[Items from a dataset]
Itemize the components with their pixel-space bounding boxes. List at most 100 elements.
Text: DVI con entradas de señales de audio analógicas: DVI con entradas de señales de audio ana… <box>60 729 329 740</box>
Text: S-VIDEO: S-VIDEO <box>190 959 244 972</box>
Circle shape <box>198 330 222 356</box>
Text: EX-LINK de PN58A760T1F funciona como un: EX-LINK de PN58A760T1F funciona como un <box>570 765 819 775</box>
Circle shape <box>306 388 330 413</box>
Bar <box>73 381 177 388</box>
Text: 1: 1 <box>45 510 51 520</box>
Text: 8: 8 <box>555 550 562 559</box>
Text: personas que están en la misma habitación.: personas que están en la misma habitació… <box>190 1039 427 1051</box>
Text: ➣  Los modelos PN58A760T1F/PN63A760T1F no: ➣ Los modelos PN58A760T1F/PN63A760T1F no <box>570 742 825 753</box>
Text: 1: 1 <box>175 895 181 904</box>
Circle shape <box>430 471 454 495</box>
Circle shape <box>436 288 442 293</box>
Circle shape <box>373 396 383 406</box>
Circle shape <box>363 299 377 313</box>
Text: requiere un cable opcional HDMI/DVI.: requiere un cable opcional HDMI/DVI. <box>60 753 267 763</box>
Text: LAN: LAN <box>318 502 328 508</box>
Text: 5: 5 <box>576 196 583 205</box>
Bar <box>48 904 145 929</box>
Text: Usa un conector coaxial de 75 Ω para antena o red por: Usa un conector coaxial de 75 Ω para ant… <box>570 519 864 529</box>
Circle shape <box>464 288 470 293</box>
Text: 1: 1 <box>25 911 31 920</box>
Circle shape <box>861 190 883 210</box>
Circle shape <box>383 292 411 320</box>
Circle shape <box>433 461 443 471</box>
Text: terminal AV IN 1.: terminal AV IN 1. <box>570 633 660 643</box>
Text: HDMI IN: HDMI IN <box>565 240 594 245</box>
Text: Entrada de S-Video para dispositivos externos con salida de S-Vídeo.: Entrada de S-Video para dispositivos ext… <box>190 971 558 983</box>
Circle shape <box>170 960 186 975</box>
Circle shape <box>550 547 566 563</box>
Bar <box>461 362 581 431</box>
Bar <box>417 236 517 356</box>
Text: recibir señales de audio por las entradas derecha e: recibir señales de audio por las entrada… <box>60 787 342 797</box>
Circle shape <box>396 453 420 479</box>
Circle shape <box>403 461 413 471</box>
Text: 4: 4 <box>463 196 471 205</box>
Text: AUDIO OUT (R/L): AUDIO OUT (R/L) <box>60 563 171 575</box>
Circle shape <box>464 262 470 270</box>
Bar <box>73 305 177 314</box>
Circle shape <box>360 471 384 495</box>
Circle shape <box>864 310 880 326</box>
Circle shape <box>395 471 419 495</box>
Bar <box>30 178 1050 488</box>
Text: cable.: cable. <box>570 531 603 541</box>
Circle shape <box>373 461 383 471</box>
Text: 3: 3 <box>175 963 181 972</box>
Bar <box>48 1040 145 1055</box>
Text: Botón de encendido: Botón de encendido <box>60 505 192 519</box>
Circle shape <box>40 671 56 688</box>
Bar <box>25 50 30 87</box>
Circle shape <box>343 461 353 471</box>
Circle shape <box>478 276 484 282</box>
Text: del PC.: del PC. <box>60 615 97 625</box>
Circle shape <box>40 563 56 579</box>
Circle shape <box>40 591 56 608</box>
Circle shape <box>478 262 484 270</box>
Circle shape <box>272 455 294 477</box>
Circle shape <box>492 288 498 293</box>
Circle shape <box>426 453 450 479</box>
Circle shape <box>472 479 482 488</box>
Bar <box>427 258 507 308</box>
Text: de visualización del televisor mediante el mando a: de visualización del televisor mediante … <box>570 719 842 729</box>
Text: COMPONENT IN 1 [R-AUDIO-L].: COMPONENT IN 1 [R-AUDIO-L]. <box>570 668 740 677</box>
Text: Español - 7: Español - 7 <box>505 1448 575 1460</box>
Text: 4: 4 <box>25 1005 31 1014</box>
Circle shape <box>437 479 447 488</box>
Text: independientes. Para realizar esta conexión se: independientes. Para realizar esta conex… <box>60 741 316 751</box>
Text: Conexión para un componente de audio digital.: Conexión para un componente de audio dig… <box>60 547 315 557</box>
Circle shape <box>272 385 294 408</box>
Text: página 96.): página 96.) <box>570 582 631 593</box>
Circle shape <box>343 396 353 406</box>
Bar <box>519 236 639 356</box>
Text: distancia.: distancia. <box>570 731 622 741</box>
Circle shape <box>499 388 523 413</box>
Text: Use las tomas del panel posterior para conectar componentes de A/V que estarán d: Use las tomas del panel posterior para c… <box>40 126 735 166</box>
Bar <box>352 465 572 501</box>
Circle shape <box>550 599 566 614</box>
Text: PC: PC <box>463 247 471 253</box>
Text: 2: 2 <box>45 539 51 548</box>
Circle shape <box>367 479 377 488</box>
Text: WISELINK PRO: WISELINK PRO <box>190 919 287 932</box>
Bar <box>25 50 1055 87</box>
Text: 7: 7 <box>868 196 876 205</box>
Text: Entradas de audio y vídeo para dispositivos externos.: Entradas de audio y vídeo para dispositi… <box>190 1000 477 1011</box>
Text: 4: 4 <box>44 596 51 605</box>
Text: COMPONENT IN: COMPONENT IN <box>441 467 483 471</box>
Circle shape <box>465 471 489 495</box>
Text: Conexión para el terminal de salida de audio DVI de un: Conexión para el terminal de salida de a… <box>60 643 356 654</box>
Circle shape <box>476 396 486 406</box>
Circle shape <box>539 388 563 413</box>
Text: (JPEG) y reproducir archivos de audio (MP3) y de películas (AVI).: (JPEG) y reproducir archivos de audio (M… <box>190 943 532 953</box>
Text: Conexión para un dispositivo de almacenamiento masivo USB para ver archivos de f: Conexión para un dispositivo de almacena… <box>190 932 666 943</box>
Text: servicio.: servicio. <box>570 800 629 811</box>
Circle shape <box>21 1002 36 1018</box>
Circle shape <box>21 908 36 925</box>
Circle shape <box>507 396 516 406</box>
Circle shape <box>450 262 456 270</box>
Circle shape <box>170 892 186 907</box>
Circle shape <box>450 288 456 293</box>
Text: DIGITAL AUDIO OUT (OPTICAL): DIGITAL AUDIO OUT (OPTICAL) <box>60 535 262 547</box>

Stated task
Output every line of the records above as a JSON list of strings, with one string per line and blank lines omitted.

The reply
[
  "Itemize the components with their pixel-space bounding boxes. List at most 100 elements.",
  "Text: DVI con entradas de señales de audio analógicas: DVI con entradas de señales de audio ana… <box>60 729 329 740</box>",
  "Text: S-VIDEO: S-VIDEO <box>190 959 244 972</box>",
  "Circle shape <box>198 330 222 356</box>",
  "Text: EX-LINK de PN58A760T1F funciona como un: EX-LINK de PN58A760T1F funciona como un <box>570 765 819 775</box>",
  "Circle shape <box>306 388 330 413</box>",
  "Bar <box>73 381 177 388</box>",
  "Text: 1: 1 <box>45 510 51 520</box>",
  "Text: 8: 8 <box>555 550 562 559</box>",
  "Text: personas que están en la misma habitación.: personas que están en la misma habitació… <box>190 1039 427 1051</box>",
  "Text: ➣  Los modelos PN58A760T1F/PN63A760T1F no: ➣ Los modelos PN58A760T1F/PN63A760T1F no <box>570 742 825 753</box>",
  "Text: 1: 1 <box>175 895 181 904</box>",
  "Circle shape <box>430 471 454 495</box>",
  "Circle shape <box>436 288 442 293</box>",
  "Circle shape <box>373 396 383 406</box>",
  "Circle shape <box>363 299 377 313</box>",
  "Text: requiere un cable opcional HDMI/DVI.: requiere un cable opcional HDMI/DVI. <box>60 753 267 763</box>",
  "Text: LAN: LAN <box>318 502 328 508</box>",
  "Text: 5: 5 <box>576 196 583 205</box>",
  "Bar <box>48 904 145 929</box>",
  "Text: Usa un conector coaxial de 75 Ω para antena o red por: Usa un conector coaxial de 75 Ω para ant… <box>570 519 864 529</box>",
  "Circle shape <box>464 288 470 293</box>",
  "Text: 1: 1 <box>25 911 31 920</box>",
  "Circle shape <box>861 190 883 210</box>",
  "Circle shape <box>383 292 411 320</box>",
  "Circle shape <box>433 461 443 471</box>",
  "Text: terminal AV IN 1.: terminal AV IN 1. <box>570 633 660 643</box>",
  "Text: HDMI IN: HDMI IN <box>565 240 594 245</box>",
  "Text: Entrada de S-Video para dispositivos externos con salida de S-Vídeo.: Entrada de S-Video para dispositivos ext… <box>190 971 558 983</box>",
  "Circle shape <box>170 960 186 975</box>",
  "Circle shape <box>550 547 566 563</box>",
  "Bar <box>461 362 581 431</box>",
  "Bar <box>417 236 517 356</box>",
  "Text: recibir señales de audio por las entradas derecha e: recibir señales de audio por las entrada… <box>60 787 342 797</box>",
  "Circle shape <box>396 453 420 479</box>",
  "Circle shape <box>403 461 413 471</box>",
  "Text: 4: 4 <box>463 196 471 205</box>",
  "Text: AUDIO OUT (R/L): AUDIO OUT (R/L) <box>60 563 171 575</box>",
  "Circle shape <box>464 262 470 270</box>",
  "Bar <box>73 305 177 314</box>",
  "Circle shape <box>360 471 384 495</box>",
  "Circle shape <box>864 310 880 326</box>",
  "Circle shape <box>395 471 419 495</box>",
  "Bar <box>30 178 1050 488</box>",
  "Text: cable.: cable. <box>570 531 603 541</box>",
  "Circle shape <box>373 461 383 471</box>",
  "Text: 3: 3 <box>175 963 181 972</box>",
  "Bar <box>48 1040 145 1055</box>",
  "Text: Botón de encendido: Botón de encendido <box>60 505 192 519</box>",
  "Circle shape <box>40 671 56 688</box>",
  "Bar <box>25 50 30 87</box>",
  "Circle shape <box>343 461 353 471</box>",
  "Circle shape <box>478 276 484 282</box>",
  "Text: del PC.: del PC. <box>60 615 97 625</box>",
  "Circle shape <box>40 563 56 579</box>",
  "Circle shape <box>40 591 56 608</box>",
  "Circle shape <box>478 262 484 270</box>",
  "Circle shape <box>272 455 294 477</box>",
  "Circle shape <box>492 288 498 293</box>",
  "Circle shape <box>426 453 450 479</box>",
  "Circle shape <box>472 479 482 488</box>",
  "Bar <box>427 258 507 308</box>",
  "Text: de visualización del televisor mediante el mando a: de visualización del televisor mediante … <box>570 719 842 729</box>",
  "Text: COMPONENT IN 1 [R-AUDIO-L].: COMPONENT IN 1 [R-AUDIO-L]. <box>570 668 740 677</box>",
  "Text: Español - 7: Español - 7 <box>505 1448 575 1460</box>",
  "Text: 4: 4 <box>25 1005 31 1014</box>",
  "Circle shape <box>437 479 447 488</box>",
  "Text: independientes. Para realizar esta conexión se: independientes. Para realizar esta conex… <box>60 741 316 751</box>",
  "Text: Conexión para un componente de audio digital.: Conexión para un componente de audio dig… <box>60 547 315 557</box>",
  "Circle shape <box>272 385 294 408</box>",
  "Text: página 96.): página 96.) <box>570 582 631 593</box>",
  "Circle shape <box>343 396 353 406</box>",
  "Bar <box>519 236 639 356</box>",
  "Text: distancia.: distancia. <box>570 731 622 741</box>",
  "Circle shape <box>499 388 523 413</box>",
  "Text: Use las tomas del panel posterior para conectar componentes de A/V que estarán d: Use las tomas del panel posterior para c… <box>40 126 735 166</box>",
  "Bar <box>352 465 572 501</box>",
  "Circle shape <box>550 599 566 614</box>",
  "Text: PC: PC <box>463 247 471 253</box>",
  "Text: 2: 2 <box>45 539 51 548</box>",
  "Circle shape <box>367 479 377 488</box>",
  "Text: WISELINK PRO: WISELINK PRO <box>190 919 287 932</box>",
  "Bar <box>25 50 1055 87</box>",
  "Text: 7: 7 <box>868 196 876 205</box>",
  "Text: Entradas de audio y vídeo para dispositivos externos.: Entradas de audio y vídeo para dispositi… <box>190 1000 477 1011</box>",
  "Text: 4: 4 <box>44 596 51 605</box>",
  "Text: COMPONENT IN: COMPONENT IN <box>441 467 483 471</box>",
  "Circle shape <box>465 471 489 495</box>",
  "Text: Conexión para el terminal de salida de audio DVI de un: Conexión para el terminal de salida de a… <box>60 643 356 654</box>",
  "Circle shape <box>476 396 486 406</box>",
  "Circle shape <box>539 388 563 413</box>",
  "Text: (JPEG) y reproducir archivos de audio (MP3) y de películas (AVI).: (JPEG) y reproducir archivos de audio (M… <box>190 943 532 953</box>",
  "Text: Conexión para un dispositivo de almacenamiento masivo USB para ver archivos de f: Conexión para un dispositivo de almacena… <box>190 932 666 943</box>",
  "Text: servicio.: servicio. <box>570 800 629 811</box>",
  "Circle shape <box>21 1002 36 1018</box>",
  "Circle shape <box>21 908 36 925</box>",
  "Circle shape <box>507 396 516 406</box>",
  "Circle shape <box>450 262 456 270</box>",
  "Circle shape <box>170 892 186 907</box>",
  "Circle shape <box>450 288 456 293</box>",
  "Text: DIGITAL AUDIO OUT (OPTICAL): DIGITAL AUDIO OUT (OPTICAL) <box>60 535 262 547</box>"
]